Boxed element entries

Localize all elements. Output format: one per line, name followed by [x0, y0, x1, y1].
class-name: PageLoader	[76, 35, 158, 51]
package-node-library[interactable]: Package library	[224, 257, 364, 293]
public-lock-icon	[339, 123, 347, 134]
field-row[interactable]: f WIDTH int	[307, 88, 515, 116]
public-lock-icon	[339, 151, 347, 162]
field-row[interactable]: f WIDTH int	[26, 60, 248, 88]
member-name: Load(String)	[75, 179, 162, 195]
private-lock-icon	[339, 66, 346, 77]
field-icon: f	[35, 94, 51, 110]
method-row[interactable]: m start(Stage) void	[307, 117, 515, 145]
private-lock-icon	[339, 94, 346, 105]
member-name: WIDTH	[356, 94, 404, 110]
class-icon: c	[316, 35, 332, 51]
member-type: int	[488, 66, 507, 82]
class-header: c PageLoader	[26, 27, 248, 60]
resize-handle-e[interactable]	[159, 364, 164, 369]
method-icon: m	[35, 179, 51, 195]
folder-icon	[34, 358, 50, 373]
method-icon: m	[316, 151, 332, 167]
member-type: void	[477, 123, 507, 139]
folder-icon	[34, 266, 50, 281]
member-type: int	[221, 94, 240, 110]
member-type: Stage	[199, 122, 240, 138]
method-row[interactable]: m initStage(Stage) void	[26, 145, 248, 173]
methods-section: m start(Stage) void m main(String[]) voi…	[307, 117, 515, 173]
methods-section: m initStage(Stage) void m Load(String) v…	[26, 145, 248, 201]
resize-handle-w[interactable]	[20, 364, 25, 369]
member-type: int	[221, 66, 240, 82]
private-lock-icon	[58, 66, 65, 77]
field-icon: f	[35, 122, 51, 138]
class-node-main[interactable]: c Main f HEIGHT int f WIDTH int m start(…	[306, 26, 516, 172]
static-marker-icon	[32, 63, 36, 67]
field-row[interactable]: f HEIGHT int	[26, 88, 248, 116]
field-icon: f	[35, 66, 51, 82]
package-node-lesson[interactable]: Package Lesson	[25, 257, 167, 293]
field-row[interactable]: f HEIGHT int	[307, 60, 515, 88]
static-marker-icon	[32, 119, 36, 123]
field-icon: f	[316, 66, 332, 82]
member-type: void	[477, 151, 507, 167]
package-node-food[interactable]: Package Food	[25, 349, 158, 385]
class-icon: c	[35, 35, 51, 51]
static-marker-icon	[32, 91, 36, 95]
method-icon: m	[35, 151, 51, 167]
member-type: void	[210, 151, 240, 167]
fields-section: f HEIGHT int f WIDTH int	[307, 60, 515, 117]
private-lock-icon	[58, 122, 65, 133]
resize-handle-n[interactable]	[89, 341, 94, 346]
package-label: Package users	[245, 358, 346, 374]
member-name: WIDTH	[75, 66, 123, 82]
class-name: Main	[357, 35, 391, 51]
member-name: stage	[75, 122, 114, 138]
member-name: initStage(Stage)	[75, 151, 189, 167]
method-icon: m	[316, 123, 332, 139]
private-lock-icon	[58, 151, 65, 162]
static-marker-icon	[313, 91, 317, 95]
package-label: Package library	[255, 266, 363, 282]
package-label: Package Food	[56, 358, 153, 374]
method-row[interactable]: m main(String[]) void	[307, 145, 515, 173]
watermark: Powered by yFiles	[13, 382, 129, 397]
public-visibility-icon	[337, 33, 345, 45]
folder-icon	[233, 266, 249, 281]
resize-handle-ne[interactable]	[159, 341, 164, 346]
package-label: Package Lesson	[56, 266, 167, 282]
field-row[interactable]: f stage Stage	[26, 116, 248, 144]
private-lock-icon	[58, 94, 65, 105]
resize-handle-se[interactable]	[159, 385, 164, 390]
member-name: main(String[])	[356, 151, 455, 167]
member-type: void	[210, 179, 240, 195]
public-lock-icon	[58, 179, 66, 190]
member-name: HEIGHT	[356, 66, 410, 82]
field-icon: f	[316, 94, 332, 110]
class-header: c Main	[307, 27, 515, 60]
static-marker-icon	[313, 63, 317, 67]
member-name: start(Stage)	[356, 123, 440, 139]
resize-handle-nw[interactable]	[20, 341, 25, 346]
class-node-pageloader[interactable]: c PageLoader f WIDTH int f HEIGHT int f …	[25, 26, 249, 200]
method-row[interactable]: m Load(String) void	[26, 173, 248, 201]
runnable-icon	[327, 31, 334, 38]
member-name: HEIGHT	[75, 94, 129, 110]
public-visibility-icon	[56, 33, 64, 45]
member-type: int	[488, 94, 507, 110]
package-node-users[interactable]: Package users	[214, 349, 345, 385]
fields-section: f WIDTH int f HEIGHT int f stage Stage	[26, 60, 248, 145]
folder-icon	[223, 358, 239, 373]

## Instructions to follow
Repeat the records word for word from their first line through the line containing "151, 347, 162]", including both of those lines.

## Exercise solution
Localize all elements. Output format: one per line, name followed by [x0, y0, x1, y1].
class-name: PageLoader	[76, 35, 158, 51]
package-node-library[interactable]: Package library	[224, 257, 364, 293]
public-lock-icon	[339, 123, 347, 134]
field-row[interactable]: f WIDTH int	[307, 88, 515, 116]
public-lock-icon	[339, 151, 347, 162]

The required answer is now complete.